Start of Study text

Based on the statistical tests that were performed (

Table 3. Results of the statistical tests, correct switching (CS), unsuccessful switching (US) and correct switching with Forward Error Correction (FEC).

Number	Setting the Model	Switch ON			Switch OFF
		CS	With FEC	US	CS	With FEC	US
1.	TEST1	30	20	0	35	15	0
2.	TEST2	0	2	48	0	2	48
3.	TEST3	26	24	0	30	20	0
4.	TEST4	0	50	0	0	2	48

), the following can be concluded:

• in the case of the switch OFF tests, there were more problems with the transmission and cases in which there was no response to the signal from the transmitter more often. This was because the receivers generated interference that hindered the reception of the signals;
• the absence of additional filters in the system made it practically impossible to control the receivers when connecting in the middle of wires or as a controlled receiver of the fluorescent lamp (TEST2 and TEST4);
• in the case of an EMI filter and the use of the developed filters, full system efficiency was obtained from the point of view of controlling the receivers.

End of Study text

■ **Complete the following**
[a] Answer these questions from the switching-test excerpt, one line each:
(i) With the switch ON, how many cases of correct switching with FEC did TEST4 record?
(ii) In the switch OFF tests, what hindered the reception of the signals?
(iii) Which tests showed that the receivers were practically impossible to control without additional filters?
[b] Extract everything in the switching-test excerpt from "Based on the" down to "Error Correction (FEC).".
[c] Continue the switching-test excerpt, picking up after its final sentence.
The data after this point are separate material, unrelated to the switching-test excerpt.

Start of Information provided

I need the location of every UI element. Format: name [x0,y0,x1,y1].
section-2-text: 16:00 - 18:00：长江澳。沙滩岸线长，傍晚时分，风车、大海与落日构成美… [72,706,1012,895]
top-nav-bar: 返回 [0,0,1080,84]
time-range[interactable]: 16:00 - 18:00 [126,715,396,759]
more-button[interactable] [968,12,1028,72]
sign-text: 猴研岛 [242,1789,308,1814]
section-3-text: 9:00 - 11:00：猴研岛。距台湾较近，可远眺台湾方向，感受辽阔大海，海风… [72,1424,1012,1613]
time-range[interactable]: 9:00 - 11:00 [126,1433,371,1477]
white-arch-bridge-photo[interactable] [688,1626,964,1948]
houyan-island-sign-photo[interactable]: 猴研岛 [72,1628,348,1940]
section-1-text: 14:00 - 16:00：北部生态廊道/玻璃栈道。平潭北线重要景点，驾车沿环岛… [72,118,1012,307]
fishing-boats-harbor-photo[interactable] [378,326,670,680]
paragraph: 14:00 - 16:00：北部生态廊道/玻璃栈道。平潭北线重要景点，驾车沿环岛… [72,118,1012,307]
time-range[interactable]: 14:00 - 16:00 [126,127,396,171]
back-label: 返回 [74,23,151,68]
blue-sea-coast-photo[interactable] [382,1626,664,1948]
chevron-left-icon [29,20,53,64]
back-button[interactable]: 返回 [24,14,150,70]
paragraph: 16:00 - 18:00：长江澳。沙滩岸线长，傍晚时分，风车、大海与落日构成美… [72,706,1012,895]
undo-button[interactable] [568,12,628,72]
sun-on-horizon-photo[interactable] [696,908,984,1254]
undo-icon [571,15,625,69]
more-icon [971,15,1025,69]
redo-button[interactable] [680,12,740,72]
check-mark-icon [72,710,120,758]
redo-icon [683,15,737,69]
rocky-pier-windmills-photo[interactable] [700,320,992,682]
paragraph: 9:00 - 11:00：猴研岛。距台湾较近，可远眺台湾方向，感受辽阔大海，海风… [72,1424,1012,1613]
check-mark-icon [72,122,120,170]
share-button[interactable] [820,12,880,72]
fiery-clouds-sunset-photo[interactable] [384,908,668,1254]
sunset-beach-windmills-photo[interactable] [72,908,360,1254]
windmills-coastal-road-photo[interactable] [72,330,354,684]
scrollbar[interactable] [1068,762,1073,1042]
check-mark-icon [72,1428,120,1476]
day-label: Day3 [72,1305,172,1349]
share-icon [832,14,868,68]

End of Information provided

■ **Answers for the tasks**
[a]
(i) 50
(ii) Interference generated by the receivers
(iii) TEST2 and TEST4

[b]
Based on the statistical tests that were performed (

Table 3. Results of the statistical tests, correct switching (CS), unsuccessful switching (US) and correct switching with Forward Error Correction (FEC).

[c]
7. Conclusions

Today, PLC communication is being used more and more to implement home automation solutions as well as in intelligent homes and remote controls for electronic equipment. In the standard solutions, corrections resulting from error transmissions are based on complex digital modulation methods and algorithms for validating the transmitted data without paying attention to the origin of the errors. In this article, we have focused on the implementation of a filtering system for interference in the 120–150 kHz band that is introduced into the network by receivers. Such a filter separates the desired signal from the interference that occurs in a network, which can result in communication errors. An additional advantage of the developed solution is the ability to provide physical signal separation between two PLC sub-systems (before and after the filter system). This approach might possibly make the response faster and increase the throughput of PLC sub-systems. The entire project cycle was presented beginning with specifying the requirements, through the design, simulation, execution and testing under operating conditions. All of the tests were carried out in real life working conditions with an additional load and the validity and impact of using the EMI filter on the efficiency of information transmissions in the PLC was considered. Through these efforts, it was shown that by using an appropriate filtering system, it is possible to use less complex methods of error correction in the transmission of signals, thus enabling an increase in the transmission speed. In addition, due to the reduction in the complexity of the corrective methods, it is possible to use the computed savings in the capacities to implement other important functionalities or to improve the transmission security without affecting the transmission delay and user experience.